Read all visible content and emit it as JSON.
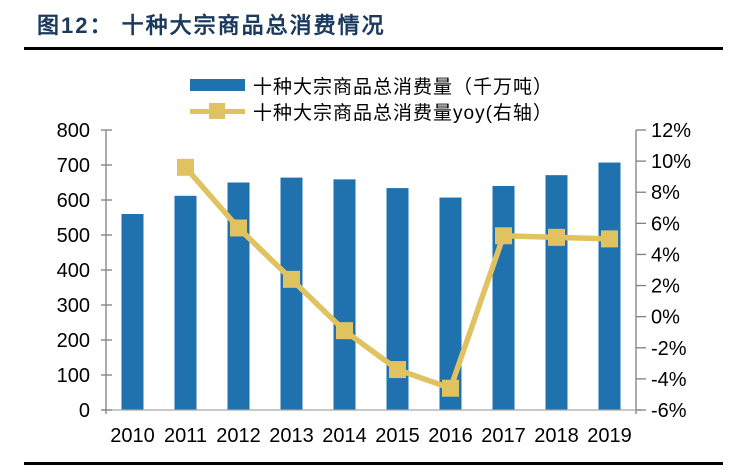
{
  "figure": {
    "title": "图12： 十种大宗商品总消费情况"
  },
  "legend": [
    {
      "label": "十种大宗商品总消费量（千万吨）",
      "swatch": "bar-swatch-icon",
      "color": "#1F72AE"
    },
    {
      "label": "十种大宗商品总消费量yoy(右轴）",
      "swatch": "line-marker-swatch-icon",
      "color": "#E0C360"
    }
  ],
  "chart_data": {
    "type": "bar",
    "combo": "bar+line",
    "title": "十种大宗商品总消费情况",
    "categories": [
      "2010",
      "2011",
      "2012",
      "2013",
      "2014",
      "2015",
      "2016",
      "2017",
      "2018",
      "2019"
    ],
    "series": [
      {
        "name": "十种大宗商品总消费量（千万吨）",
        "type": "bar",
        "axis": "left",
        "color": "#1F72AE",
        "values": [
          560,
          612,
          650,
          664,
          659,
          634,
          607,
          640,
          671,
          707
        ]
      },
      {
        "name": "十种大宗商品总消费量yoy(右轴)",
        "type": "line",
        "axis": "right",
        "color": "#E0C360",
        "values": [
          null,
          9.6,
          5.7,
          2.4,
          -0.9,
          -3.4,
          -4.6,
          5.2,
          5.1,
          5.0
        ]
      }
    ],
    "left_axis": {
      "min": 0,
      "max": 800,
      "step": 100,
      "tick_labels": [
        "800",
        "700",
        "600",
        "500",
        "400",
        "300",
        "200",
        "100",
        "0"
      ]
    },
    "right_axis": {
      "min": -6,
      "max": 12,
      "step": 2,
      "tick_labels": [
        "12%",
        "10%",
        "8%",
        "6%",
        "4%",
        "2%",
        "0%",
        "-2%",
        "-4%",
        "-6%"
      ]
    },
    "grid": false,
    "legend_position": "top-center"
  },
  "theme": {
    "title_color": "#1C3A5E",
    "text_color": "#000000",
    "axis_line_color": "#808080",
    "bottom_axis_color": "#A6A6A6",
    "rule_color": "#000000",
    "background": "#FFFFFF"
  }
}
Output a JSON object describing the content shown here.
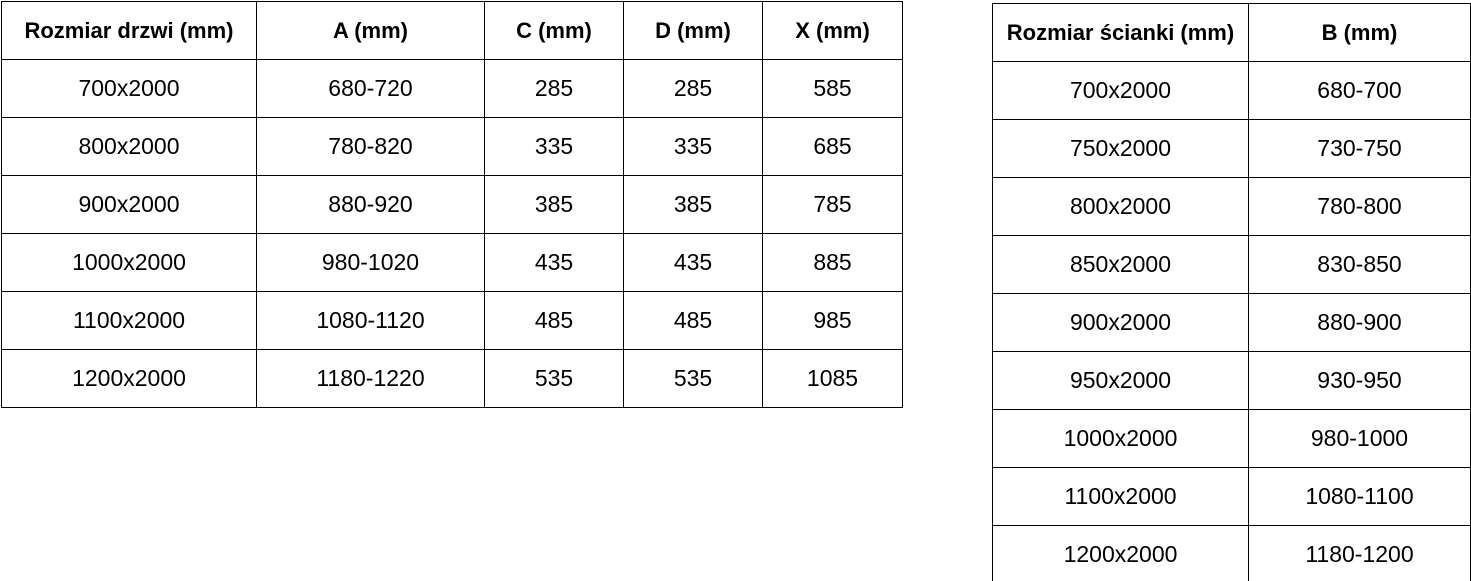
{
  "colors": {
    "background": "#ffffff",
    "border": "#000000",
    "text": "#000000"
  },
  "door_table": {
    "headers": [
      "Rozmiar drzwi (mm)",
      "A (mm)",
      "C (mm)",
      "D (mm)",
      "X (mm)"
    ],
    "rows": [
      [
        "700x2000",
        "680-720",
        "285",
        "285",
        "585"
      ],
      [
        "800x2000",
        "780-820",
        "335",
        "335",
        "685"
      ],
      [
        "900x2000",
        "880-920",
        "385",
        "385",
        "785"
      ],
      [
        "1000x2000",
        "980-1020",
        "435",
        "435",
        "885"
      ],
      [
        "1100x2000",
        "1080-1120",
        "485",
        "485",
        "985"
      ],
      [
        "1200x2000",
        "1180-1220",
        "535",
        "535",
        "1085"
      ]
    ]
  },
  "wall_table": {
    "headers": [
      "Rozmiar ścianki (mm)",
      "B (mm)"
    ],
    "rows": [
      [
        "700x2000",
        "680-700"
      ],
      [
        "750x2000",
        "730-750"
      ],
      [
        "800x2000",
        "780-800"
      ],
      [
        "850x2000",
        "830-850"
      ],
      [
        "900x2000",
        "880-900"
      ],
      [
        "950x2000",
        "930-950"
      ],
      [
        "1000x2000",
        "980-1000"
      ],
      [
        "1100x2000",
        "1080-1100"
      ],
      [
        "1200x2000",
        "1180-1200"
      ]
    ]
  }
}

--------------------

» **Given task**: Look above for the line containing "Output a JSON"; output that line and all lines after it through the last one exactly, without the pictures.

» **Solution to this problem**:
Output a JSON object describing the content shown here.
{
  "colors": {
    "background": "#ffffff",
    "border": "#000000",
    "text": "#000000"
  },
  "door_table": {
    "headers": [
      "Rozmiar drzwi (mm)",
      "A (mm)",
      "C (mm)",
      "D (mm)",
      "X (mm)"
    ],
    "rows": [
      [
        "700x2000",
        "680-720",
        "285",
        "285",
        "585"
      ],
      [
        "800x2000",
        "780-820",
        "335",
        "335",
        "685"
      ],
      [
        "900x2000",
        "880-920",
        "385",
        "385",
        "785"
      ],
      [
        "1000x2000",
        "980-1020",
        "435",
        "435",
        "885"
      ],
      [
        "1100x2000",
        "1080-1120",
        "485",
        "485",
        "985"
      ],
      [
        "1200x2000",
        "1180-1220",
        "535",
        "535",
        "1085"
      ]
    ]
  },
  "wall_table": {
    "headers": [
      "Rozmiar ścianki (mm)",
      "B (mm)"
    ],
    "rows": [
      [
        "700x2000",
        "680-700"
      ],
      [
        "750x2000",
        "730-750"
      ],
      [
        "800x2000",
        "780-800"
      ],
      [
        "850x2000",
        "830-850"
      ],
      [
        "900x2000",
        "880-900"
      ],
      [
        "950x2000",
        "930-950"
      ],
      [
        "1000x2000",
        "980-1000"
      ],
      [
        "1100x2000",
        "1080-1100"
      ],
      [
        "1200x2000",
        "1180-1200"
      ]
    ]
  }
}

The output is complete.